Task brief
Write out the lines from the start of the records through the line containing "x-axis: M1 M2", inclusive, substituting "whisker" for "error-bar" and leaving all other text unchanged.

(Raw records)
::::
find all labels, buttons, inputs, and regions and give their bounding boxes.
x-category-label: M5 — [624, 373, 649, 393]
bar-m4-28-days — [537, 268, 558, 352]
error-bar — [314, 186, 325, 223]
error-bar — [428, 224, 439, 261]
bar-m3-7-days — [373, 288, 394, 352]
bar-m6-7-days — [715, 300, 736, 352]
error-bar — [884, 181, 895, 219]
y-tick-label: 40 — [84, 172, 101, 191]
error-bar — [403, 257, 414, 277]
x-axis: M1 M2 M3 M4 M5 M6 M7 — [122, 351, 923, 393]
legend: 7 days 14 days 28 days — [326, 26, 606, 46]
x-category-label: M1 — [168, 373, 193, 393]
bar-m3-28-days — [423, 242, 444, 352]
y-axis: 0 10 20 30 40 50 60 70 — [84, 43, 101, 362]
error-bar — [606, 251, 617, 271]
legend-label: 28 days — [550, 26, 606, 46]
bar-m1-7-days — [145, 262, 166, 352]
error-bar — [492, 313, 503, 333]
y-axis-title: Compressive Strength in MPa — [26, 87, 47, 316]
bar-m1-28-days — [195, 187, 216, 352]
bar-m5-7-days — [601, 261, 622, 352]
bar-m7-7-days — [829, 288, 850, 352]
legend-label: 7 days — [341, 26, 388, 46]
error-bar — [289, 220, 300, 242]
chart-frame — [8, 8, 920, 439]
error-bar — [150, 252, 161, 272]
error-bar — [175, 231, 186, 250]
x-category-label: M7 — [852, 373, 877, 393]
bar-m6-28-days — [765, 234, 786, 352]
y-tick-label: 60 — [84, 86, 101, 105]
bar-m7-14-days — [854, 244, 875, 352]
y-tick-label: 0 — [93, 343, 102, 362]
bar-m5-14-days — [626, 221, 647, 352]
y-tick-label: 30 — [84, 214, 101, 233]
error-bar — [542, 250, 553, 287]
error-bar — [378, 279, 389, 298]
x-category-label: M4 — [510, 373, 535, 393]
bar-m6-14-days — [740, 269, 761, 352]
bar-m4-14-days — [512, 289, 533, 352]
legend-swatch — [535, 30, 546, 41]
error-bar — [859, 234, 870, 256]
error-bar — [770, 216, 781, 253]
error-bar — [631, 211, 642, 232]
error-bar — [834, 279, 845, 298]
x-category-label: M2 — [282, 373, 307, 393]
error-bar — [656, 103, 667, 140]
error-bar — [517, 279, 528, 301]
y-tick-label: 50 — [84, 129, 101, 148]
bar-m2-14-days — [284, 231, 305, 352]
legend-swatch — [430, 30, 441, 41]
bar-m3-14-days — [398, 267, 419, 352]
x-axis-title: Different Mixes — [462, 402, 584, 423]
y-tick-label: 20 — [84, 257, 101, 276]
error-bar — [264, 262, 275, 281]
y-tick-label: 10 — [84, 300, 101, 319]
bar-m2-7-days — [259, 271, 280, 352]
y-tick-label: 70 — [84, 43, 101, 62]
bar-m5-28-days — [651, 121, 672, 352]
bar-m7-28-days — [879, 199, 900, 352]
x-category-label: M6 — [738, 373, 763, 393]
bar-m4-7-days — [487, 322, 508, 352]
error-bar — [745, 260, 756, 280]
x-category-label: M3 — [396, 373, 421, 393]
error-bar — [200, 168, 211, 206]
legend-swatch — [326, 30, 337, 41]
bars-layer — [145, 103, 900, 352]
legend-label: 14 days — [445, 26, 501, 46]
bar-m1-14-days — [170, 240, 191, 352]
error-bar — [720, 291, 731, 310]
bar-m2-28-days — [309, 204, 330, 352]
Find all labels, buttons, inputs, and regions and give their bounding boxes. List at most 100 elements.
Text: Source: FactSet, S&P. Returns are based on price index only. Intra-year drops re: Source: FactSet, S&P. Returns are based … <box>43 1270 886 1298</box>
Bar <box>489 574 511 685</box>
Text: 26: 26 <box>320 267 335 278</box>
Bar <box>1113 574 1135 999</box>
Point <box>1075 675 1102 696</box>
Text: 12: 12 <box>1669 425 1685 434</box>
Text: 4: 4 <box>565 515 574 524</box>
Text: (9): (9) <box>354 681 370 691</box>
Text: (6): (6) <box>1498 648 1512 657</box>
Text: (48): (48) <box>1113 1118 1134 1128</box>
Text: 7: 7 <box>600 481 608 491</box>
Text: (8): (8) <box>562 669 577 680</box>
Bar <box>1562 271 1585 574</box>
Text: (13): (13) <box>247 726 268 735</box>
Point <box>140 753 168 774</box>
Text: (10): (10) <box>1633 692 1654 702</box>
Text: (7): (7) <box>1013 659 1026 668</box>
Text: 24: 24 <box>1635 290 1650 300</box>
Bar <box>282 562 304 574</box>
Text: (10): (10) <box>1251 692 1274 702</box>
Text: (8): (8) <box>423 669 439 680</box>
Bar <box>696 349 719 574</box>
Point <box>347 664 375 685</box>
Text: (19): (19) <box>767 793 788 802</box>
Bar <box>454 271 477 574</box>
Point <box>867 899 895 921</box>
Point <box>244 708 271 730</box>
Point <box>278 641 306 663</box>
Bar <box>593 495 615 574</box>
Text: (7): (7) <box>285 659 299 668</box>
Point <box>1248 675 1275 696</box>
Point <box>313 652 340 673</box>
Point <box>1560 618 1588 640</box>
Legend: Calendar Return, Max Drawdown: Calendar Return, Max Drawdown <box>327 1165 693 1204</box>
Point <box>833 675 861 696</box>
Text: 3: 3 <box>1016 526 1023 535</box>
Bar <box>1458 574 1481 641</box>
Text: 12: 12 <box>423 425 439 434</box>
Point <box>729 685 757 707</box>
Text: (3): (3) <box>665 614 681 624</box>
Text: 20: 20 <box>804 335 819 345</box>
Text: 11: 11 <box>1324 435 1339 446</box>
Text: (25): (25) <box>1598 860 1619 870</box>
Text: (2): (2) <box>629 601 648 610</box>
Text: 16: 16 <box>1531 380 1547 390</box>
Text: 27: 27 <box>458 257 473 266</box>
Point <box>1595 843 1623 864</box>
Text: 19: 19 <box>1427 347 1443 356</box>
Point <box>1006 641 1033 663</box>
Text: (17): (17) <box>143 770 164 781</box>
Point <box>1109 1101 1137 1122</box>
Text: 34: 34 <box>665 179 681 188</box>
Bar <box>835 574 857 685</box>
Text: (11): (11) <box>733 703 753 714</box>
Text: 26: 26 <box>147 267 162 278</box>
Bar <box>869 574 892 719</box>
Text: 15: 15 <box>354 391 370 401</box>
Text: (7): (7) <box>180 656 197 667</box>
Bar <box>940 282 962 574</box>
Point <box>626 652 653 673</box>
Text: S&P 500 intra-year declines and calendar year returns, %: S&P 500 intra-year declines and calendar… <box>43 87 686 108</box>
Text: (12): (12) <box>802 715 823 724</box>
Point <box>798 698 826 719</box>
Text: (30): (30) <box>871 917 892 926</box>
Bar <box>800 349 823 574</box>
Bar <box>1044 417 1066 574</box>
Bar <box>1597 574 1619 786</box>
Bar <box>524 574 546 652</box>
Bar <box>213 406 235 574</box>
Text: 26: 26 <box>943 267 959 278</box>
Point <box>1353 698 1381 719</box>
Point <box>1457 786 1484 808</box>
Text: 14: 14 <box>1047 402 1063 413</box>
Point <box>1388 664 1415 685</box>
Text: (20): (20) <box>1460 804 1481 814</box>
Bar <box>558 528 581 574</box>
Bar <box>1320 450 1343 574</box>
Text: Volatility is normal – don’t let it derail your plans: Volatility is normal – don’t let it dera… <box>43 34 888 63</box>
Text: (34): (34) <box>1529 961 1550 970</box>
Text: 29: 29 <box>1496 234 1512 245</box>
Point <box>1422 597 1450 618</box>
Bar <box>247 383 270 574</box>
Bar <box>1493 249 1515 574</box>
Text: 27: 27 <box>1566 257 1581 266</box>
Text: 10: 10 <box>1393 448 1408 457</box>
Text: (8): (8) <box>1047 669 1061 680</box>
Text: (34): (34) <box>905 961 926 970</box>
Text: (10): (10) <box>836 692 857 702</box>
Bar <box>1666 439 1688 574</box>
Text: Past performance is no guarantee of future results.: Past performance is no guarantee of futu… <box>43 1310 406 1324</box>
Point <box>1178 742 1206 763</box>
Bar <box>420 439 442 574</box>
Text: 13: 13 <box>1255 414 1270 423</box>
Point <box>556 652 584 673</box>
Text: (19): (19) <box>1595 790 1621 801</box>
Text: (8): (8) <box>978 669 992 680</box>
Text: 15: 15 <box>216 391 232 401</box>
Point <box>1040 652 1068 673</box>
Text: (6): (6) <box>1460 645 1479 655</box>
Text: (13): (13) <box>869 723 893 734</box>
::::
Output of the task
find all labels, buttons, inputs, and regions and give their bounding boxes.
x-category-label: M5 — [624, 373, 649, 393]
bar-m4-28-days — [537, 268, 558, 352]
whisker — [314, 186, 325, 223]
whisker — [428, 224, 439, 261]
bar-m3-7-days — [373, 288, 394, 352]
bar-m6-7-days — [715, 300, 736, 352]
whisker — [884, 181, 895, 219]
y-tick-label: 40 — [84, 172, 101, 191]
whisker — [403, 257, 414, 277]
x-axis: M1 M2 M3 M4 M5 M6 M7 — [122, 351, 923, 393]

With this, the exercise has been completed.